— start of PROVIDED INFORMATION —

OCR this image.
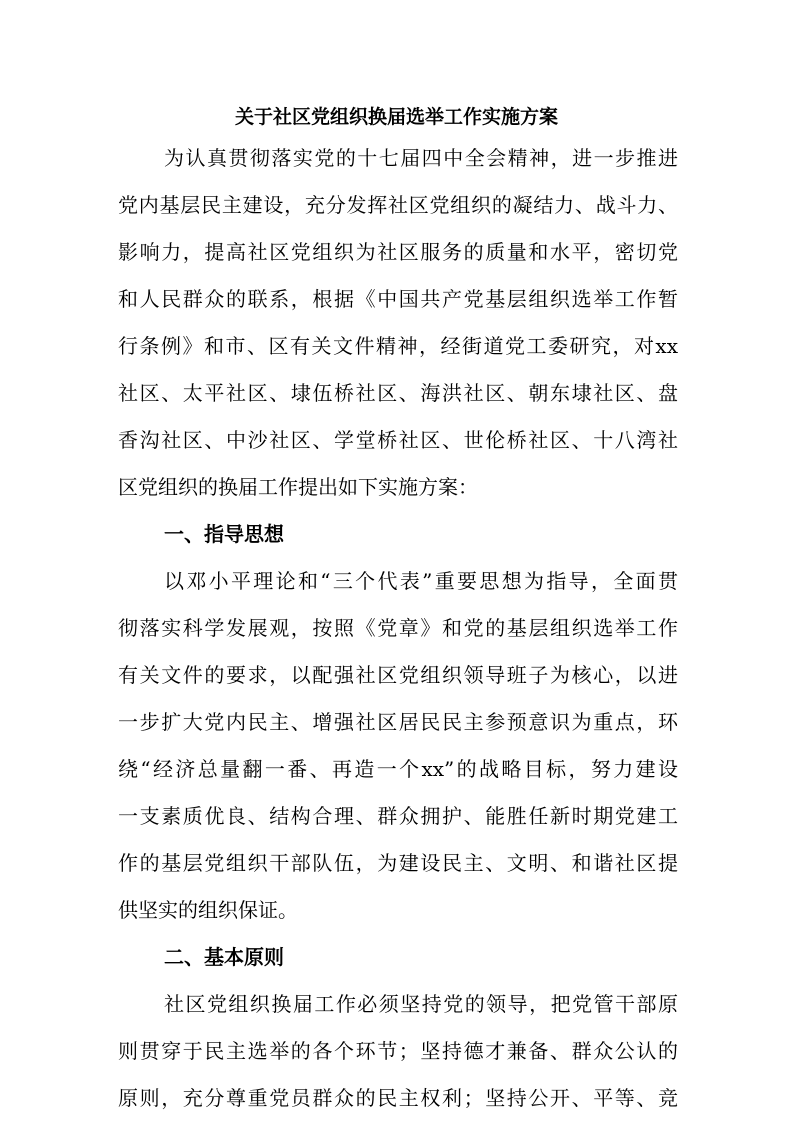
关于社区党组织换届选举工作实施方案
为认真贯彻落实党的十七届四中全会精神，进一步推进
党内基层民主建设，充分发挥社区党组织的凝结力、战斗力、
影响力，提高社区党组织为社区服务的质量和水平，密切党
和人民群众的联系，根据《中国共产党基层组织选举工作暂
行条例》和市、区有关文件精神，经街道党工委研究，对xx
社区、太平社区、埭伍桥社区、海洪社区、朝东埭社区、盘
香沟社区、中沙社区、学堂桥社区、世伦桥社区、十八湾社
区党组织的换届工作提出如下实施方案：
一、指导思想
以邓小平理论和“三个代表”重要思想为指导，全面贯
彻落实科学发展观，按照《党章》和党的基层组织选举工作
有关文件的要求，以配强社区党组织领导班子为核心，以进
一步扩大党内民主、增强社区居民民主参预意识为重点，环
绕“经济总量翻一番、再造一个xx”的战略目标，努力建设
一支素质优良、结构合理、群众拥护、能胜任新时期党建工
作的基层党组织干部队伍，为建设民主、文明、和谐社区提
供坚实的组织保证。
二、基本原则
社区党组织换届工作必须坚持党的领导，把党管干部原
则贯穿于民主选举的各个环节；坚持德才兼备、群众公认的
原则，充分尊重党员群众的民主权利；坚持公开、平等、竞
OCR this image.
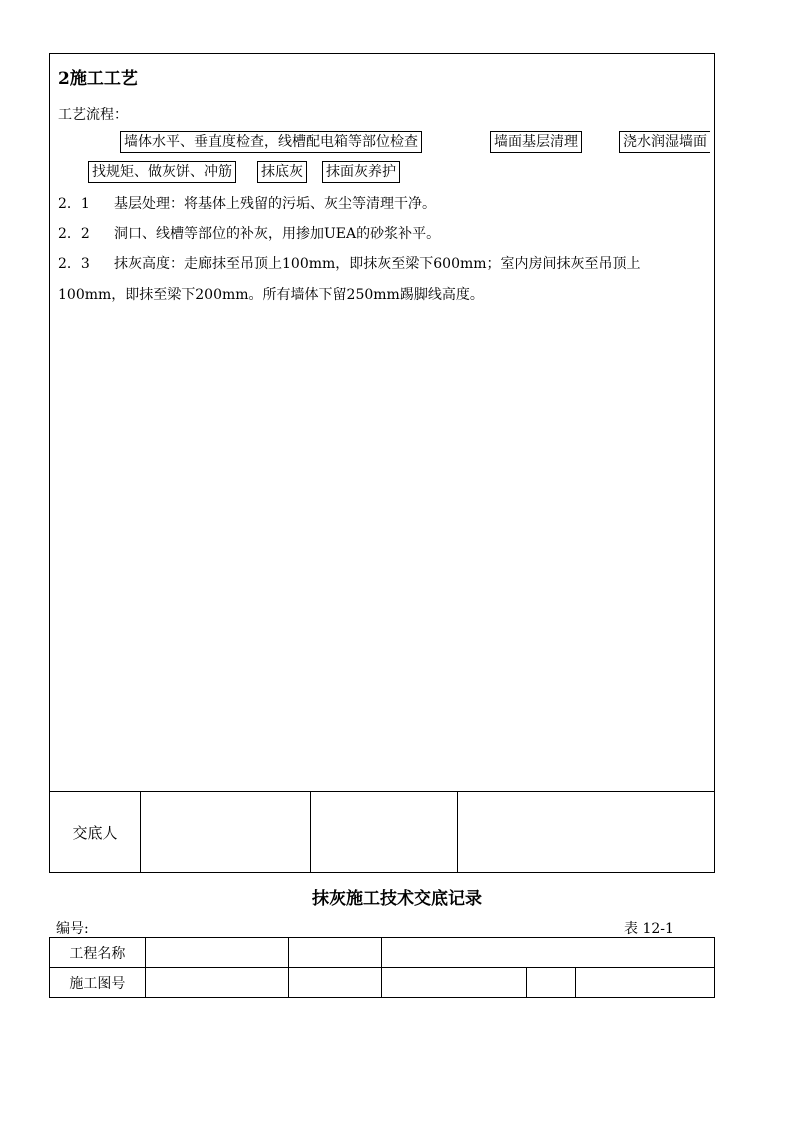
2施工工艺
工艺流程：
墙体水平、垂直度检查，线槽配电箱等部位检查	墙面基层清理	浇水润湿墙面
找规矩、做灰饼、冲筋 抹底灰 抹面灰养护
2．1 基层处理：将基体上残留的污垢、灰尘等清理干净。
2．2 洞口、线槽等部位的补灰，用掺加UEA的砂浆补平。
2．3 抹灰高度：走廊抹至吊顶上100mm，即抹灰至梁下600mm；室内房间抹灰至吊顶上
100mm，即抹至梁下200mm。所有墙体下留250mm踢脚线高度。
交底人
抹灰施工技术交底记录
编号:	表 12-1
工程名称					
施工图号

— end of PROVIDED INFORMATION —

WHAT THE TASK ASKS
Leave out the pictures and return every record word for word.

EXPECTED ANSWER
OCR this image.
关于社区党组织换届选举工作实施方案
为认真贯彻落实党的十七届四中全会精神，进一步推进
党内基层民主建设，充分发挥社区党组织的凝结力、战斗力、
影响力，提高社区党组织为社区服务的质量和水平，密切党
和人民群众的联系，根据《中国共产党基层组织选举工作暂
行条例》和市、区有关文件精神，经街道党工委研究，对xx
社区、太平社区、埭伍桥社区、海洪社区、朝东埭社区、盘
香沟社区、中沙社区、学堂桥社区、世伦桥社区、十八湾社
区党组织的换届工作提出如下实施方案：
一、指导思想
以邓小平理论和“三个代表”重要思想为指导，全面贯
彻落实科学发展观，按照《党章》和党的基层组织选举工作
有关文件的要求，以配强社区党组织领导班子为核心，以进
一步扩大党内民主、增强社区居民民主参预意识为重点，环
绕“经济总量翻一番、再造一个xx”的战略目标，努力建设
一支素质优良、结构合理、群众拥护、能胜任新时期党建工
作的基层党组织干部队伍，为建设民主、文明、和谐社区提
供坚实的组织保证。
二、基本原则
社区党组织换届工作必须坚持党的领导，把党管干部原
则贯穿于民主选举的各个环节；坚持德才兼备、群众公认的
原则，充分尊重党员群众的民主权利；坚持公开、平等、竞
OCR this image.
2施工工艺
工艺流程：
墙体水平、垂直度检查，线槽配电箱等部位检查	墙面基层清理	浇水润湿墙面
找规矩、做灰饼、冲筋 抹底灰 抹面灰养护
2．1 基层处理：将基体上残留的污垢、灰尘等清理干净。
2．2 洞口、线槽等部位的补灰，用掺加UEA的砂浆补平。
2．3 抹灰高度：走廊抹至吊顶上100mm，即抹灰至梁下600mm；室内房间抹灰至吊顶上
100mm，即抹至梁下200mm。所有墙体下留250mm踢脚线高度。
交底人
抹灰施工技术交底记录
编号:	表 12-1
工程名称					
施工图号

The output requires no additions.